* Description of the task
Copy out each line exactly; pictures stay out of the copy.

(Recorded data)
######

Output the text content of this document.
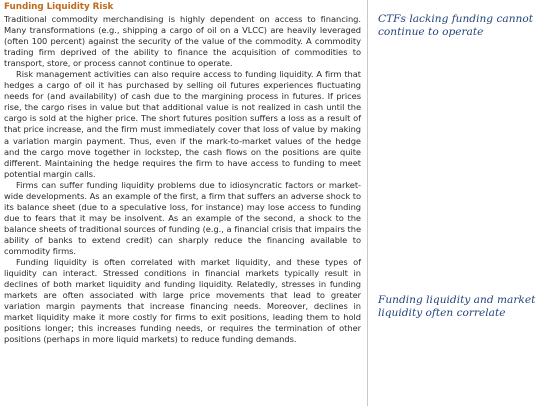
Funding Liquidity Risk

Traditional commodity merchandising is highly dependent on access to financing. Many transformations (e.g., shipping a cargo of oil on a VLCC) are heavily leveraged (often 100 percent) against the security of the value of the commodity. A commodity trading firm deprived of the ability to finance the acquisition of commodities to transport, store, or process cannot continue to operate.

Risk management activities can also require access to funding liquidity. A firm that hedges a cargo of oil it has purchased by selling oil futures experiences fluctuating needs for (and availability) of cash due to the margining process in futures. If prices rise, the cargo rises in value but that additional value is not realized in cash until the cargo is sold at the higher price. The short futures position suffers a loss as a result of that price increase, and the firm must immediately cover that loss of value by making a variation margin payment. Thus, even if the mark-to-market values of the hedge and the cargo move together in lockstep, the cash flows on the positions are quite different. Maintaining the hedge requires the firm to have access to funding to meet potential margin calls.

Firms can suffer funding liquidity problems due to idiosyncratic factors or market-wide developments. As an example of the first, a firm that suffers an adverse shock to its balance sheet (due to a speculative loss, for instance) may lose access to funding due to fears that it may be insolvent. As an example of the second, a shock to the balance sheets of traditional sources of funding (e.g., a financial crisis that impairs the ability of banks to extend credit) can sharply reduce the financing available to commodity firms.

Funding liquidity is often correlated with market liquidity, and these types of liquidity can interact. Stressed conditions in financial markets typically result in declines of both market liquidity and funding liquidity. Relatedly, stresses in funding markets are often associated with large price movements that lead to greater variation margin payments that increase financing needs. Moreover, declines in market liquidity make it more costly for firms to exit positions, leading them to hold positions longer; this increases funding needs, or requires the termination of other positions (perhaps in more liquid markets) to reduce funding demands.

CTFs lacking funding cannot continue to operate
Funding liquidity and market liquidity often correlate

######

* Output of the exercise
Output the text content of this document.
Funding Liquidity Risk

Traditional commodity merchandising is highly dependent on access to financing. Many transformations (e.g., shipping a cargo of oil on a VLCC) are heavily leveraged (often 100 percent) against the security of the value of the commodity. A commodity trading firm deprived of the ability to finance the acquisition of commodities to transport, store, or process cannot continue to operate.

Risk management activities can also require access to funding liquidity. A firm that hedges a cargo of oil it has purchased by selling oil futures experiences fluctuating needs for (and availability) of cash due to the margining process in futures. If prices rise, the cargo rises in value but that additional value is not realized in cash until the cargo is sold at the higher price. The short futures position suffers a loss as a result of that price increase, and the firm must immediately cover that loss of value by making a variation margin payment. Thus, even if the mark-to-market values of the hedge and the cargo move together in lockstep, the cash flows on the positions are quite different. Maintaining the hedge requires the firm to have access to funding to meet potential margin calls.

Firms can suffer funding liquidity problems due to idiosyncratic factors or market-wide developments. As an example of the first, a firm that suffers an adverse shock to its balance sheet (due to a speculative loss, for instance) may lose access to funding due to fears that it may be insolvent. As an example of the second, a shock to the balance sheets of traditional sources of funding (e.g., a financial crisis that impairs the ability of banks to extend credit) can sharply reduce the financing available to commodity firms.

Funding liquidity is often correlated with market liquidity, and these types of liquidity can interact. Stressed conditions in financial markets typically result in declines of both market liquidity and funding liquidity. Relatedly, stresses in funding markets are often associated with large price movements that lead to greater variation margin payments that increase financing needs. Moreover, declines in market liquidity make it more costly for firms to exit positions, leading them to hold positions longer; this increases funding needs, or requires the termination of other positions (perhaps in more liquid markets) to reduce funding demands.

CTFs lacking funding cannot continue to operate
Funding liquidity and market liquidity often correlate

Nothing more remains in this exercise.